The task ▸
Word for word, quote all of the material, omitting the pictures.

----

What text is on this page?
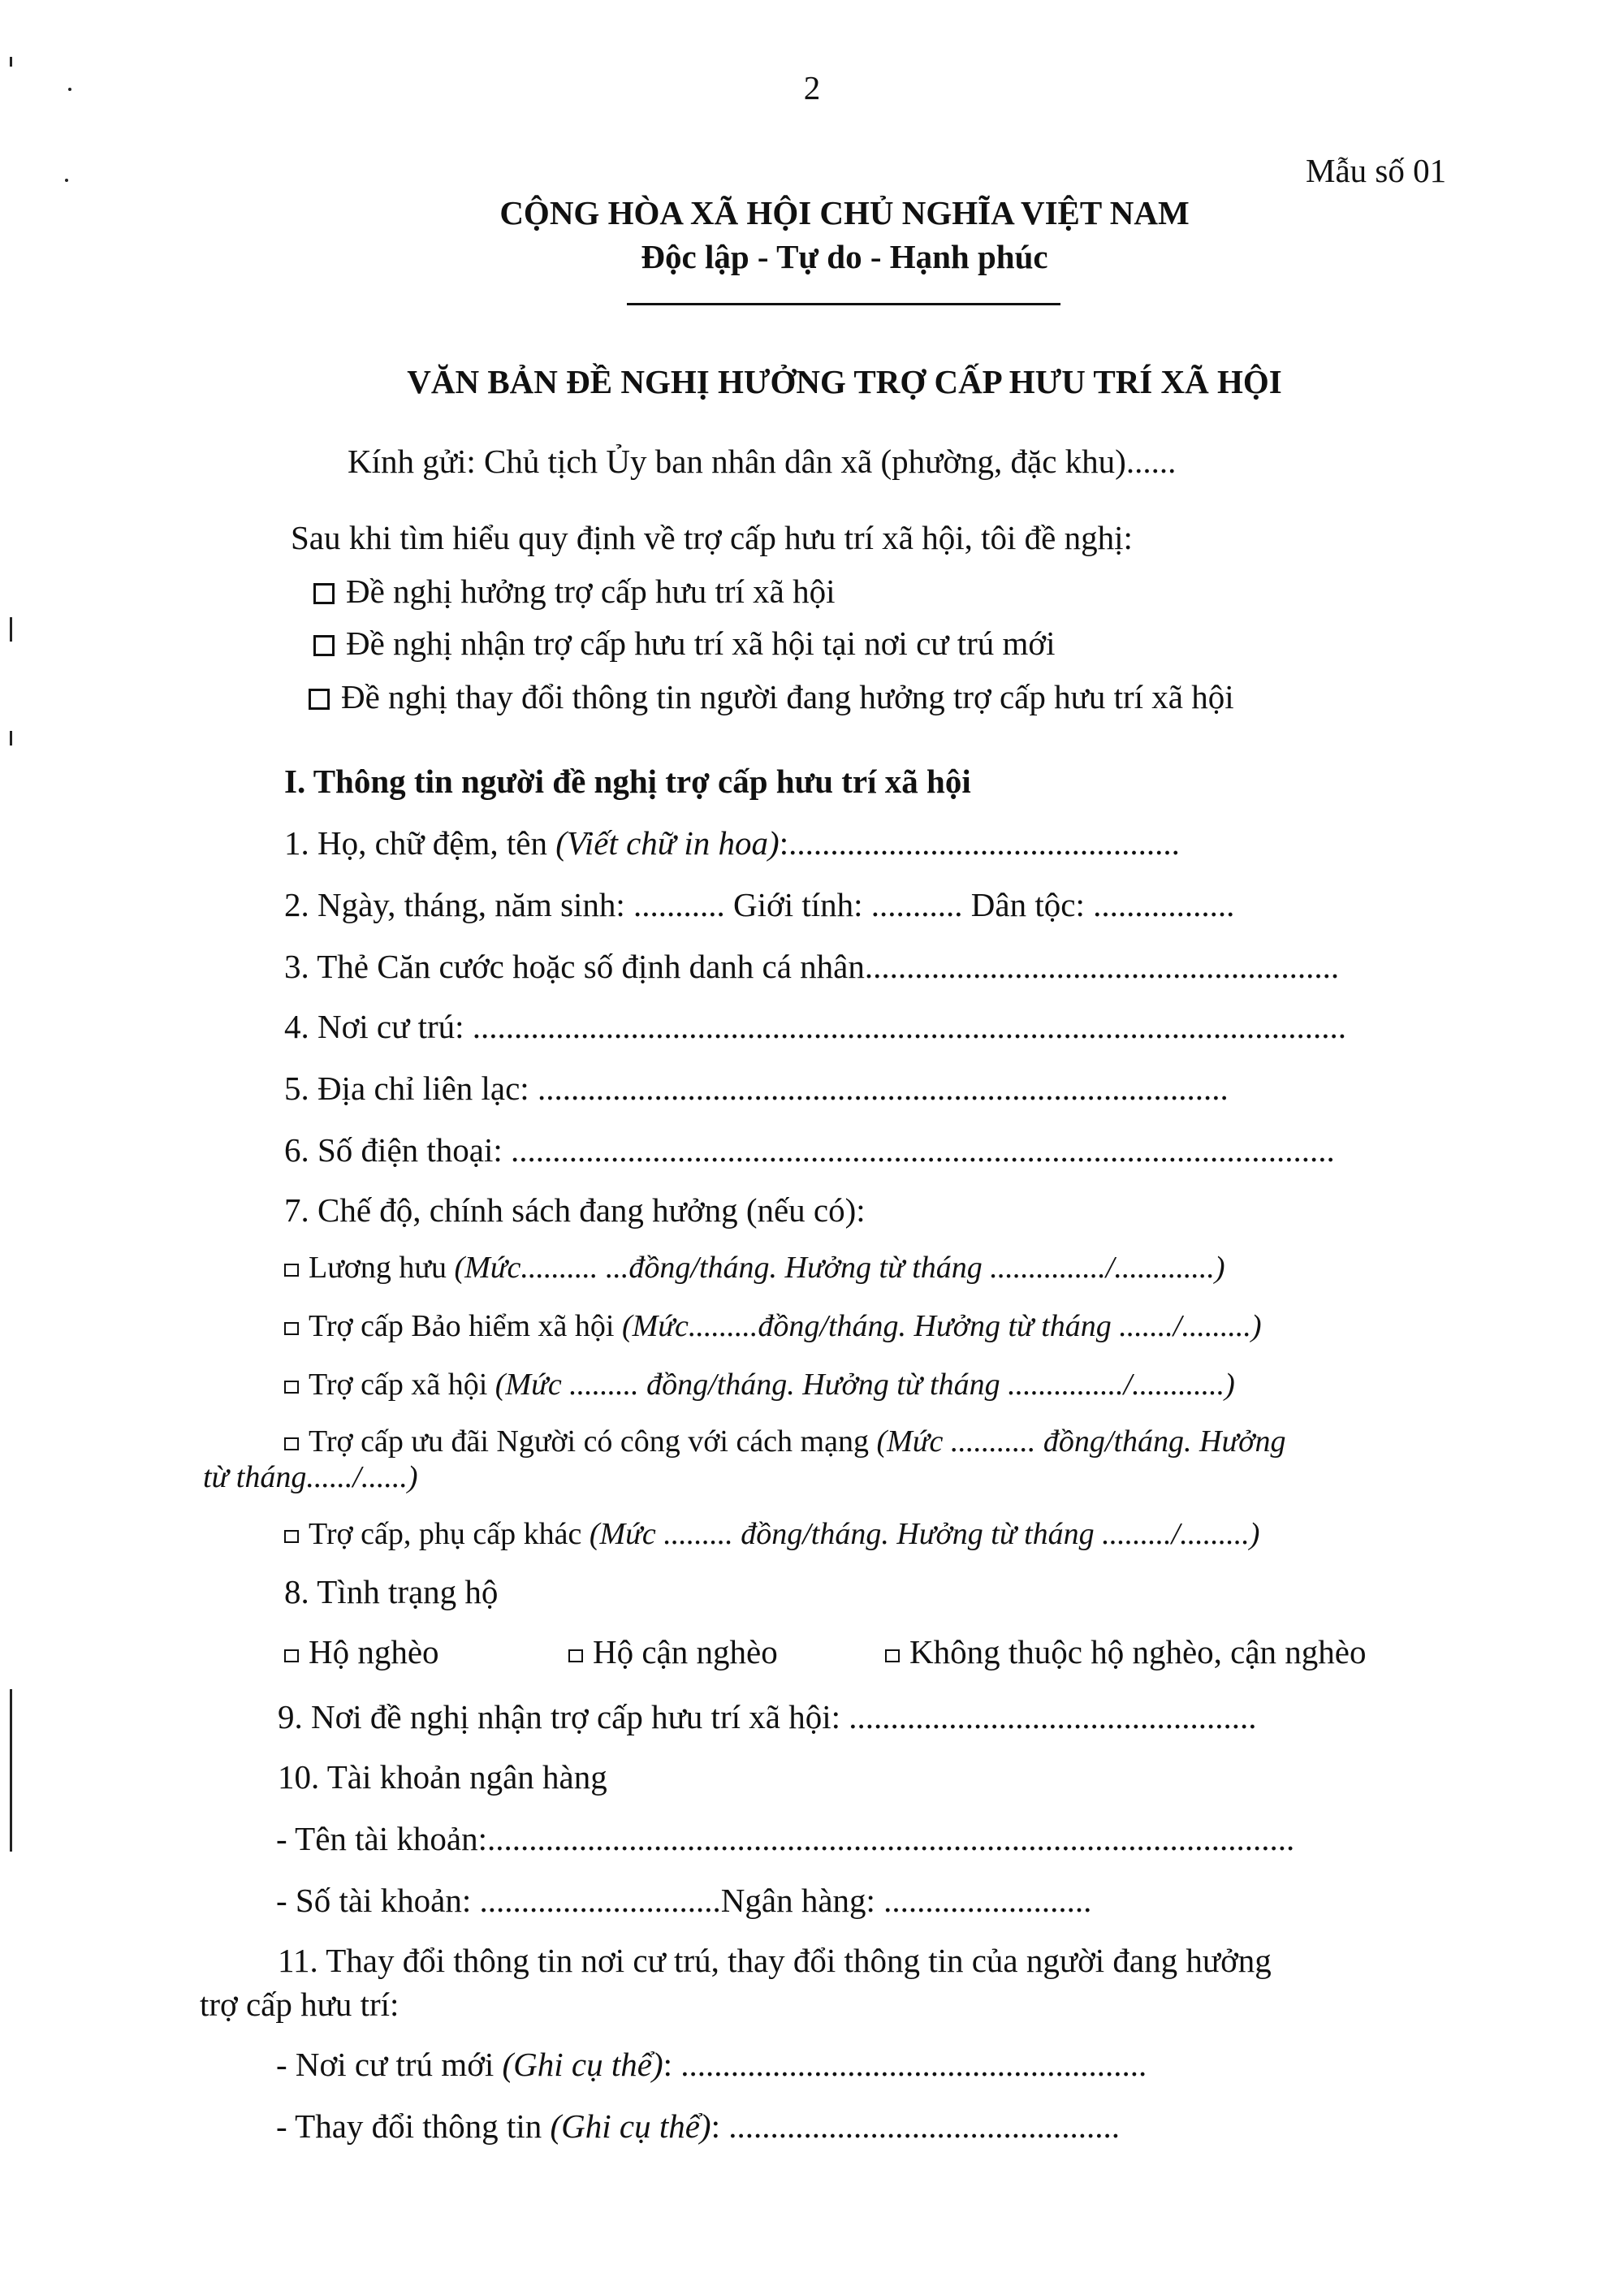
2
Mẫu số 01
CỘNG HÒA XÃ HỘI CHỦ NGHĨA VIỆT NAM
Độc lập - Tự do - Hạnh phúc
VĂN BẢN ĐỀ NGHỊ HƯỞNG TRỢ CẤP HƯU TRÍ XÃ HỘI
Kính gửi: Chủ tịch Ủy ban nhân dân xã (phường, đặc khu)......
Sau khi tìm hiểu quy định về trợ cấp hưu trí xã hội, tôi đề nghị:
Đề nghị hưởng trợ cấp hưu trí xã hội
Đề nghị nhận trợ cấp hưu trí xã hội tại nơi cư trú mới
Đề nghị thay đổi thông tin người đang hưởng trợ cấp hưu trí xã hội
I. Thông tin người đề nghị trợ cấp hưu trí xã hội
1. Họ, chữ đệm, tên (Viết chữ in hoa):...............................................
2. Ngày, tháng, năm sinh: ........... Giới tính: ........... Dân tộc: .................
3. Thẻ Căn cước hoặc số định danh cá nhân.........................................................
4. Nơi cư trú: .........................................................................................................
5. Địa chỉ liên lạc: ...................................................................................
6. Số điện thoại: ...................................................................................................
7. Chế độ, chính sách đang hưởng (nếu có):
Lương hưu (Mức.......... ...đồng/tháng. Hưởng từ tháng .............../.............)
Trợ cấp Bảo hiểm xã hội (Mức.........đồng/tháng. Hưởng từ tháng ......./.........)
Trợ cấp xã hội (Mức ......... đồng/tháng. Hưởng từ tháng .............../............)
Trợ cấp ưu đãi Người có công với cách mạng (Mức ........... đồng/tháng. Hưởng
từ tháng....../......)
Trợ cấp, phụ cấp khác (Mức ......... đồng/tháng. Hưởng từ tháng ........./.........)
8. Tình trạng hộ
Hộ nghèo	Hộ cận nghèo	Không thuộc hộ nghèo, cận nghèo
9. Nơi đề nghị nhận trợ cấp hưu trí xã hội: .................................................
10. Tài khoản ngân hàng
- Tên tài khoản:.................................................................................................
- Số tài khoản: .............................Ngân hàng: .........................
11. Thay đổi thông tin nơi cư trú, thay đổi thông tin của người đang hưởng
trợ cấp hưu trí:
- Nơi cư trú mới (Ghi cụ thể): ........................................................
- Thay đổi thông tin (Ghi cụ thể): ...............................................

----

Solution ▸
What text is on this page?
2
Mẫu số 01
CỘNG HÒA XÃ HỘI CHỦ NGHĨA VIỆT NAM
Độc lập - Tự do - Hạnh phúc
VĂN BẢN ĐỀ NGHỊ HƯỞNG TRỢ CẤP HƯU TRÍ XÃ HỘI
Kính gửi: Chủ tịch Ủy ban nhân dân xã (phường, đặc khu)......
Sau khi tìm hiểu quy định về trợ cấp hưu trí xã hội, tôi đề nghị:
Đề nghị hưởng trợ cấp hưu trí xã hội
Đề nghị nhận trợ cấp hưu trí xã hội tại nơi cư trú mới
Đề nghị thay đổi thông tin người đang hưởng trợ cấp hưu trí xã hội
I. Thông tin người đề nghị trợ cấp hưu trí xã hội
1. Họ, chữ đệm, tên (Viết chữ in hoa):...............................................
2. Ngày, tháng, năm sinh: ........... Giới tính: ........... Dân tộc: .................
3. Thẻ Căn cước hoặc số định danh cá nhân.........................................................
4. Nơi cư trú: .........................................................................................................
5. Địa chỉ liên lạc: ...................................................................................
6. Số điện thoại: ...................................................................................................
7. Chế độ, chính sách đang hưởng (nếu có):
Lương hưu (Mức.......... ...đồng/tháng. Hưởng từ tháng .............../.............)
Trợ cấp Bảo hiểm xã hội (Mức.........đồng/tháng. Hưởng từ tháng ......./.........)
Trợ cấp xã hội (Mức ......... đồng/tháng. Hưởng từ tháng .............../............)
Trợ cấp ưu đãi Người có công với cách mạng (Mức ........... đồng/tháng. Hưởng
từ tháng....../......)
Trợ cấp, phụ cấp khác (Mức ......... đồng/tháng. Hưởng từ tháng ........./.........)
8. Tình trạng hộ
Hộ nghèo	Hộ cận nghèo	Không thuộc hộ nghèo, cận nghèo
9. Nơi đề nghị nhận trợ cấp hưu trí xã hội: .................................................
10. Tài khoản ngân hàng
- Tên tài khoản:.................................................................................................
- Số tài khoản: .............................Ngân hàng: .........................
11. Thay đổi thông tin nơi cư trú, thay đổi thông tin của người đang hưởng
trợ cấp hưu trí:
- Nơi cư trú mới (Ghi cụ thể): ........................................................
- Thay đổi thông tin (Ghi cụ thể): ...............................................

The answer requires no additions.